### EXERCISE
Every entry must be copied word for word.

━━━━━━━━━━━━━━━━━━━━━━━━━━━━━━

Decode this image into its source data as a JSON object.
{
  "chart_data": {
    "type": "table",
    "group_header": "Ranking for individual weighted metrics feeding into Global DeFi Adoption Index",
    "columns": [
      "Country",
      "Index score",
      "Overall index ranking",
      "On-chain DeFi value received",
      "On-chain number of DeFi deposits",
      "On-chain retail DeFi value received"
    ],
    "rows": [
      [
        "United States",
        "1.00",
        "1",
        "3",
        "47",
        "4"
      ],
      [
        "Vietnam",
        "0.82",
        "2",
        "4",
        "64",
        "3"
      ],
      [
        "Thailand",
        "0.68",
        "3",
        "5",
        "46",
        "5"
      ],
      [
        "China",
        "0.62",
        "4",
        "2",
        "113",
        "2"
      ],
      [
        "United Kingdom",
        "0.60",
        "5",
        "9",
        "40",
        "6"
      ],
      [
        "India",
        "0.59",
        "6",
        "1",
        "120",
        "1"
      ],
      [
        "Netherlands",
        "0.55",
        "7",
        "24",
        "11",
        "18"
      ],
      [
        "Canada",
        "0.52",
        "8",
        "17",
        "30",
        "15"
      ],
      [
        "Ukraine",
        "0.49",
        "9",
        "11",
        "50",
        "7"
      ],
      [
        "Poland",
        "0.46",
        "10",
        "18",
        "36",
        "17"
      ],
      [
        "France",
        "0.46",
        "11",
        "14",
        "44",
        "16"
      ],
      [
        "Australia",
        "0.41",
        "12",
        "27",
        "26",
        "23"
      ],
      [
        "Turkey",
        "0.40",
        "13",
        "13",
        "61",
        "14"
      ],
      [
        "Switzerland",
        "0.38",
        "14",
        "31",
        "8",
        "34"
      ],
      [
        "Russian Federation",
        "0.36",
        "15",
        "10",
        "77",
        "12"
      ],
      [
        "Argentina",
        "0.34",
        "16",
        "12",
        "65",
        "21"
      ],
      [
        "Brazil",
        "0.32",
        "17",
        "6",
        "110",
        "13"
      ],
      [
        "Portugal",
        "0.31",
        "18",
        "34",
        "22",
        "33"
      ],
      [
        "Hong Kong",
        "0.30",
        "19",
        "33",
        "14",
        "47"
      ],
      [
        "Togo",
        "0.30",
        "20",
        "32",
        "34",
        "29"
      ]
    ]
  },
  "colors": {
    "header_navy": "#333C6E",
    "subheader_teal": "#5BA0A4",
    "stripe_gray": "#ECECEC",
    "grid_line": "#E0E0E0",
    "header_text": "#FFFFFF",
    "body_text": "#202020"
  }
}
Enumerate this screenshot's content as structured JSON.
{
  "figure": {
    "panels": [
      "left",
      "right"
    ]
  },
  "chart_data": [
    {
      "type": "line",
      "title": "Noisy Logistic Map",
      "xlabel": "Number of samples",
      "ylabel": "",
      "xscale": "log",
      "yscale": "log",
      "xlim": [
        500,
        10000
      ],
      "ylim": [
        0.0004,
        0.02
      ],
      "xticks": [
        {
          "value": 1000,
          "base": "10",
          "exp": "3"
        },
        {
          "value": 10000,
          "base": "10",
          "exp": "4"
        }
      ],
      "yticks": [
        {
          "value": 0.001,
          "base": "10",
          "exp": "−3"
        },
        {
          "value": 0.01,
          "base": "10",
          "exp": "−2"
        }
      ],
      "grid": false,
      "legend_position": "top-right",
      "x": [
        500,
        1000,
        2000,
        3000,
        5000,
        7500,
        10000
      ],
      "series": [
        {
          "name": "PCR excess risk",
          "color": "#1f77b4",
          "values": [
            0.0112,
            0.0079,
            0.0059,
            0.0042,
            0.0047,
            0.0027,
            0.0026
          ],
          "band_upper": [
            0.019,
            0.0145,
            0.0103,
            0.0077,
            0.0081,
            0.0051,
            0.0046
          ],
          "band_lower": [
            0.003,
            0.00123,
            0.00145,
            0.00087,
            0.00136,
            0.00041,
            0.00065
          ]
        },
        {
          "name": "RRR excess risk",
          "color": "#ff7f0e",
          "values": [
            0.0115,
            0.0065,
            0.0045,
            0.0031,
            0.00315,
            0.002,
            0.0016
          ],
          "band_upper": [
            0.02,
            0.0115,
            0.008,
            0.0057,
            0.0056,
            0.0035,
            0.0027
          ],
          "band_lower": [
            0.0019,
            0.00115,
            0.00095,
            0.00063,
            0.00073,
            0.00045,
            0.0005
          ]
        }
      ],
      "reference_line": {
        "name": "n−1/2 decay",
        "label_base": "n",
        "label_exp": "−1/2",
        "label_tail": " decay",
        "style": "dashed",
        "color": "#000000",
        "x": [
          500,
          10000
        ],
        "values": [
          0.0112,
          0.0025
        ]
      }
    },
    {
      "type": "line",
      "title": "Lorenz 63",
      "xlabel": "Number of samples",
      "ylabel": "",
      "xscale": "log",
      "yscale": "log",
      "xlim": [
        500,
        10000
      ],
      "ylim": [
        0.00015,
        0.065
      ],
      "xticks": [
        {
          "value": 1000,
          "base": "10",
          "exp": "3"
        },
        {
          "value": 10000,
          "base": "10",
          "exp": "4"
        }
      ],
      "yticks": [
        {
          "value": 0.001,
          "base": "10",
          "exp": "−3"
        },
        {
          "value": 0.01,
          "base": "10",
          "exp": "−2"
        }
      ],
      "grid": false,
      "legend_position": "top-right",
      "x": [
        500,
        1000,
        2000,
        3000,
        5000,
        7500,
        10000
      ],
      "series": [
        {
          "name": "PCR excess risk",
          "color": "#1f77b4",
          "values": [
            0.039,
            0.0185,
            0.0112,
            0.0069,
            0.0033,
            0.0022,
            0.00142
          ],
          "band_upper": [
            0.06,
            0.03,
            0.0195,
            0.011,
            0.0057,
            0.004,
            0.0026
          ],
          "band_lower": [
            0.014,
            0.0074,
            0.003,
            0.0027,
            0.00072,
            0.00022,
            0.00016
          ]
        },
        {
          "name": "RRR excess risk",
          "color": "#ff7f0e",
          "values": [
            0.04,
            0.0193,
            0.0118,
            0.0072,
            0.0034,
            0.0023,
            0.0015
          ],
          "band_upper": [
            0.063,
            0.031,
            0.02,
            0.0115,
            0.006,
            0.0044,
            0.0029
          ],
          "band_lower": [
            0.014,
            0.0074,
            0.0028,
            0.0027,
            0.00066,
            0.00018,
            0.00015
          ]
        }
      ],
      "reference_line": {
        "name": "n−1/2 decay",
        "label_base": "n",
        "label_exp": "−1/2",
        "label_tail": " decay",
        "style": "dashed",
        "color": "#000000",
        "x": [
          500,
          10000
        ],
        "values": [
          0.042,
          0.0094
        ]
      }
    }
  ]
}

━━━━━━━━━━━━━━━━━━━━━━━━━━━━━━

### THE OUTPUT
Decode this image into its source data as a JSON object.
{
  "chart_data": {
    "type": "table",
    "group_header": "Ranking for individual weighted metrics feeding into Global DeFi Adoption Index",
    "columns": [
      "Country",
      "Index score",
      "Overall index ranking",
      "On-chain DeFi value received",
      "On-chain number of DeFi deposits",
      "On-chain retail DeFi value received"
    ],
    "rows": [
      [
        "United States",
        "1.00",
        "1",
        "3",
        "47",
        "4"
      ],
      [
        "Vietnam",
        "0.82",
        "2",
        "4",
        "64",
        "3"
      ],
      [
        "Thailand",
        "0.68",
        "3",
        "5",
        "46",
        "5"
      ],
      [
        "China",
        "0.62",
        "4",
        "2",
        "113",
        "2"
      ],
      [
        "United Kingdom",
        "0.60",
        "5",
        "9",
        "40",
        "6"
      ],
      [
        "India",
        "0.59",
        "6",
        "1",
        "120",
        "1"
      ],
      [
        "Netherlands",
        "0.55",
        "7",
        "24",
        "11",
        "18"
      ],
      [
        "Canada",
        "0.52",
        "8",
        "17",
        "30",
        "15"
      ],
      [
        "Ukraine",
        "0.49",
        "9",
        "11",
        "50",
        "7"
      ],
      [
        "Poland",
        "0.46",
        "10",
        "18",
        "36",
        "17"
      ],
      [
        "France",
        "0.46",
        "11",
        "14",
        "44",
        "16"
      ],
      [
        "Australia",
        "0.41",
        "12",
        "27",
        "26",
        "23"
      ],
      [
        "Turkey",
        "0.40",
        "13",
        "13",
        "61",
        "14"
      ],
      [
        "Switzerland",
        "0.38",
        "14",
        "31",
        "8",
        "34"
      ],
      [
        "Russian Federation",
        "0.36",
        "15",
        "10",
        "77",
        "12"
      ],
      [
        "Argentina",
        "0.34",
        "16",
        "12",
        "65",
        "21"
      ],
      [
        "Brazil",
        "0.32",
        "17",
        "6",
        "110",
        "13"
      ],
      [
        "Portugal",
        "0.31",
        "18",
        "34",
        "22",
        "33"
      ],
      [
        "Hong Kong",
        "0.30",
        "19",
        "33",
        "14",
        "47"
      ],
      [
        "Togo",
        "0.30",
        "20",
        "32",
        "34",
        "29"
      ]
    ]
  },
  "colors": {
    "header_navy": "#333C6E",
    "subheader_teal": "#5BA0A4",
    "stripe_gray": "#ECECEC",
    "grid_line": "#E0E0E0",
    "header_text": "#FFFFFF",
    "body_text": "#202020"
  }
}
Enumerate this screenshot's content as structured JSON.
{
  "figure": {
    "panels": [
      "left",
      "right"
    ]
  },
  "chart_data": [
    {
      "type": "line",
      "title": "Noisy Logistic Map",
      "xlabel": "Number of samples",
      "ylabel": "",
      "xscale": "log",
      "yscale": "log",
      "xlim": [
        500,
        10000
      ],
      "ylim": [
        0.0004,
        0.02
      ],
      "xticks": [
        {
          "value": 1000,
          "base": "10",
          "exp": "3"
        },
        {
          "value": 10000,
          "base": "10",
          "exp": "4"
        }
      ],
      "yticks": [
        {
          "value": 0.001,
          "base": "10",
          "exp": "−3"
        },
        {
          "value": 0.01,
          "base": "10",
          "exp": "−2"
        }
      ],
      "grid": false,
      "legend_position": "top-right",
      "x": [
        500,
        1000,
        2000,
        3000,
        5000,
        7500,
        10000
      ],
      "series": [
        {
          "name": "PCR excess risk",
          "color": "#1f77b4",
          "values": [
            0.0112,
            0.0079,
            0.0059,
            0.0042,
            0.0047,
            0.0027,
            0.0026
          ],
          "band_upper": [
            0.019,
            0.0145,
            0.0103,
            0.0077,
            0.0081,
            0.0051,
            0.0046
          ],
          "band_lower": [
            0.003,
            0.00123,
            0.00145,
            0.00087,
            0.00136,
            0.00041,
            0.00065
          ]
        },
        {
          "name": "RRR excess risk",
          "color": "#ff7f0e",
          "values": [
            0.0115,
            0.0065,
            0.0045,
            0.0031,
            0.00315,
            0.002,
            0.0016
          ],
          "band_upper": [
            0.02,
            0.0115,
            0.008,
            0.0057,
            0.0056,
            0.0035,
            0.0027
          ],
          "band_lower": [
            0.0019,
            0.00115,
            0.00095,
            0.00063,
            0.00073,
            0.00045,
            0.0005
          ]
        }
      ],
      "reference_line": {
        "name": "n−1/2 decay",
        "label_base": "n",
        "label_exp": "−1/2",
        "label_tail": " decay",
        "style": "dashed",
        "color": "#000000",
        "x": [
          500,
          10000
        ],
        "values": [
          0.0112,
          0.0025
        ]
      }
    },
    {
      "type": "line",
      "title": "Lorenz 63",
      "xlabel": "Number of samples",
      "ylabel": "",
      "xscale": "log",
      "yscale": "log",
      "xlim": [
        500,
        10000
      ],
      "ylim": [
        0.00015,
        0.065
      ],
      "xticks": [
        {
          "value": 1000,
          "base": "10",
          "exp": "3"
        },
        {
          "value": 10000,
          "base": "10",
          "exp": "4"
        }
      ],
      "yticks": [
        {
          "value": 0.001,
          "base": "10",
          "exp": "−3"
        },
        {
          "value": 0.01,
          "base": "10",
          "exp": "−2"
        }
      ],
      "grid": false,
      "legend_position": "top-right",
      "x": [
        500,
        1000,
        2000,
        3000,
        5000,
        7500,
        10000
      ],
      "series": [
        {
          "name": "PCR excess risk",
          "color": "#1f77b4",
          "values": [
            0.039,
            0.0185,
            0.0112,
            0.0069,
            0.0033,
            0.0022,
            0.00142
          ],
          "band_upper": [
            0.06,
            0.03,
            0.0195,
            0.011,
            0.0057,
            0.004,
            0.0026
          ],
          "band_lower": [
            0.014,
            0.0074,
            0.003,
            0.0027,
            0.00072,
            0.00022,
            0.00016
          ]
        },
        {
          "name": "RRR excess risk",
          "color": "#ff7f0e",
          "values": [
            0.04,
            0.0193,
            0.0118,
            0.0072,
            0.0034,
            0.0023,
            0.0015
          ],
          "band_upper": [
            0.063,
            0.031,
            0.02,
            0.0115,
            0.006,
            0.0044,
            0.0029
          ],
          "band_lower": [
            0.014,
            0.0074,
            0.0028,
            0.0027,
            0.00066,
            0.00018,
            0.00015
          ]
        }
      ],
      "reference_line": {
        "name": "n−1/2 decay",
        "label_base": "n",
        "label_exp": "−1/2",
        "label_tail": " decay",
        "style": "dashed",
        "color": "#000000",
        "x": [
          500,
          10000
        ],
        "values": [
          0.042,
          0.0094
        ]
      }
    }
  ]
}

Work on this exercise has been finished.